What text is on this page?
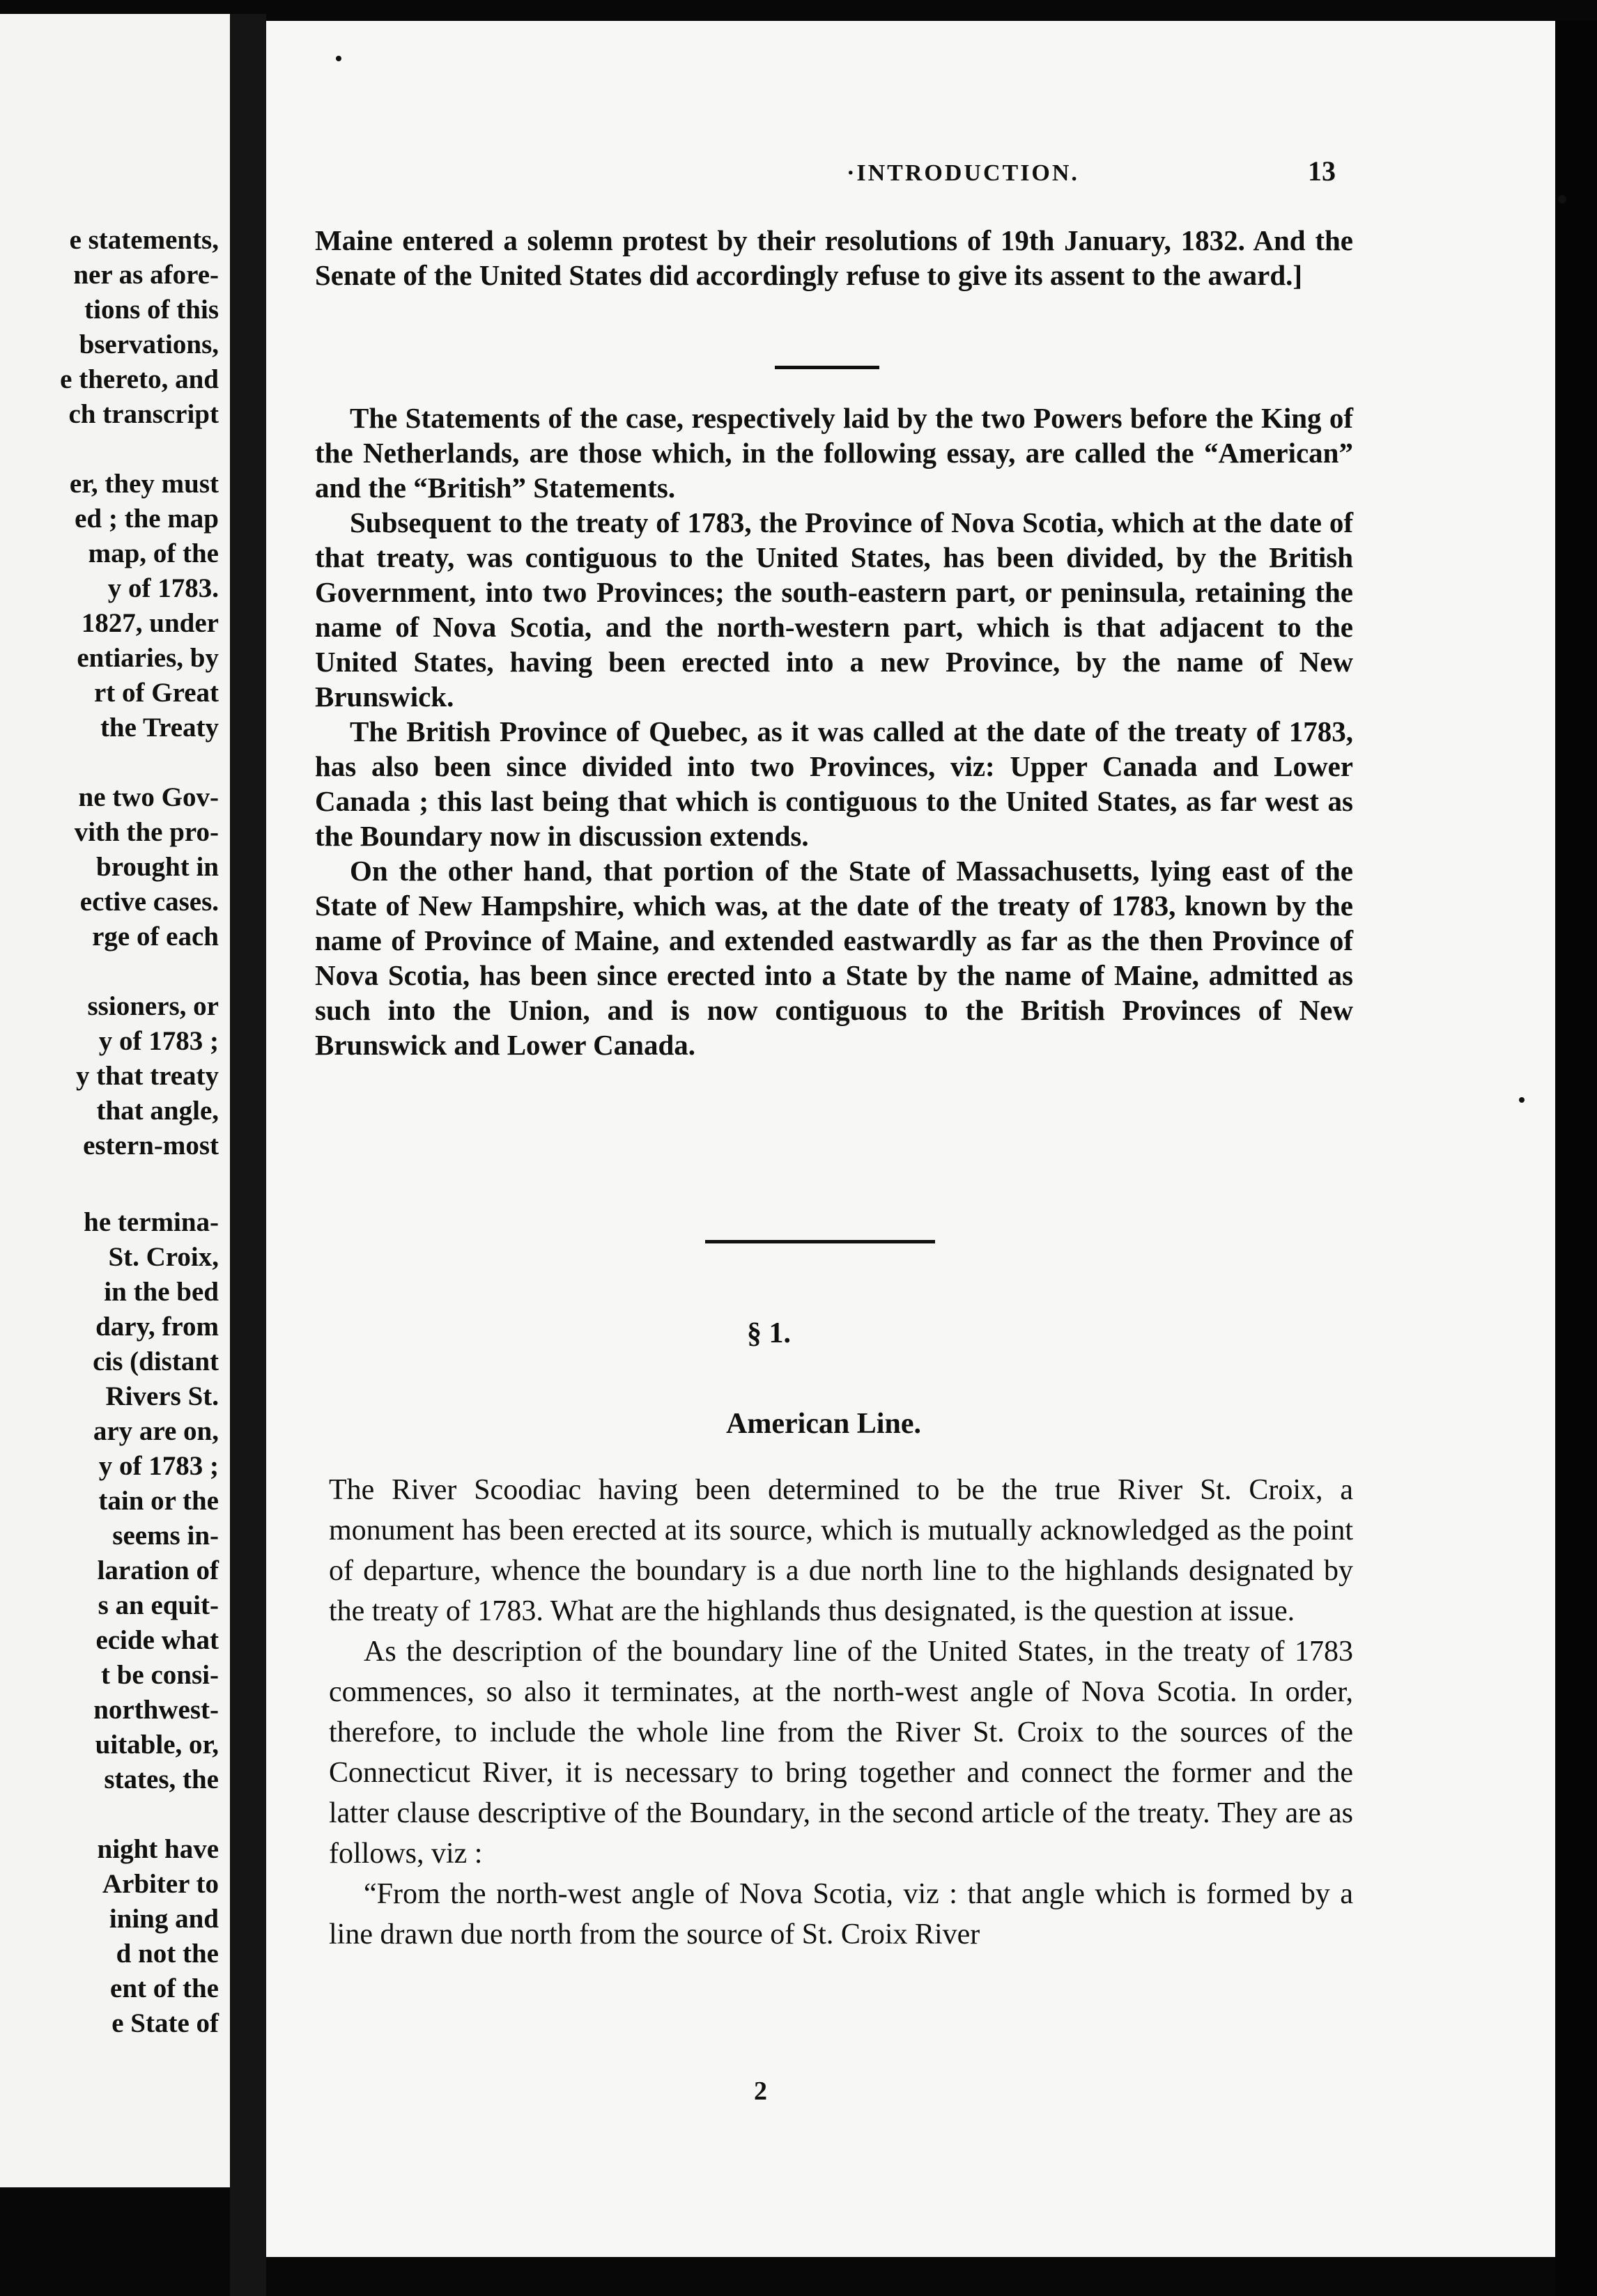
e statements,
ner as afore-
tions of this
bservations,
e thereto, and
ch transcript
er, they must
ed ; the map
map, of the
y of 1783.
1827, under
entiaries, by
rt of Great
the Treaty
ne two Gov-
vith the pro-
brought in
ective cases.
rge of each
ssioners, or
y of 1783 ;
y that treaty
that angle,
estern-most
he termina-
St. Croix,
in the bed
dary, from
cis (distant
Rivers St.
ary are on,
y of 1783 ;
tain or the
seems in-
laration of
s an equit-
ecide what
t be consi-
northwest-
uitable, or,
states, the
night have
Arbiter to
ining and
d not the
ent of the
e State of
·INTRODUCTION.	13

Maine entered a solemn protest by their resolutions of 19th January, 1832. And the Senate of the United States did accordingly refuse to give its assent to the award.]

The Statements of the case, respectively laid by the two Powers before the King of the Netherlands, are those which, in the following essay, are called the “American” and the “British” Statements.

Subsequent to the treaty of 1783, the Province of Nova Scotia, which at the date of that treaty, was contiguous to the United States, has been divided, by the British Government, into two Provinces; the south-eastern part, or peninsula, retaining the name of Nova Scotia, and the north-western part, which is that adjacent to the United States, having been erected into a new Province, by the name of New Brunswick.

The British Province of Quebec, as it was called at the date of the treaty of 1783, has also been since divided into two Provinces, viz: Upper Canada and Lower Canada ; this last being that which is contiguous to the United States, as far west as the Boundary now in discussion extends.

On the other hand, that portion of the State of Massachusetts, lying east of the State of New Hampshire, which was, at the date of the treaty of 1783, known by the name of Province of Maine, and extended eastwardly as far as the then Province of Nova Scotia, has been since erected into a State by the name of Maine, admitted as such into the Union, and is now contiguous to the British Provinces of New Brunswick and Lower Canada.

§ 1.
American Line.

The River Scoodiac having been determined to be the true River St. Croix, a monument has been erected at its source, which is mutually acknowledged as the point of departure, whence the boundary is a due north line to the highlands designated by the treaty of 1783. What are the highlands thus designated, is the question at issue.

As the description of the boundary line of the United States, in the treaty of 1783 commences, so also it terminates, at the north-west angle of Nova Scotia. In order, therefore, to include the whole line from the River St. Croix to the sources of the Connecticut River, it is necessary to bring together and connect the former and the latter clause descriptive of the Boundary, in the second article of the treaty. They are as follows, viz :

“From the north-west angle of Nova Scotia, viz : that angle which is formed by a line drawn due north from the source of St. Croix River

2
+++++
THE EXERCISE: Track down all lines above with the string "Maine" and copy them.

COMPLETED TASK:
Maine entered a solemn protest by their resolutions of 19th January, 1832. And the Senate of the United States did accordingly refuse to give its assent to the award.]
On the other hand, that portion of the State of Massachusetts, lying east of the State of New Hampshire, which was, at the date of the treaty of 1783, known by the name of Province of Maine, and extended eastwardly as far as the then Province of Nova Scotia, has been since erected into a State by the name of Maine, admitted as such into the Union, and is now contiguous to the British Provinces of New Brunswick and Lower Canada.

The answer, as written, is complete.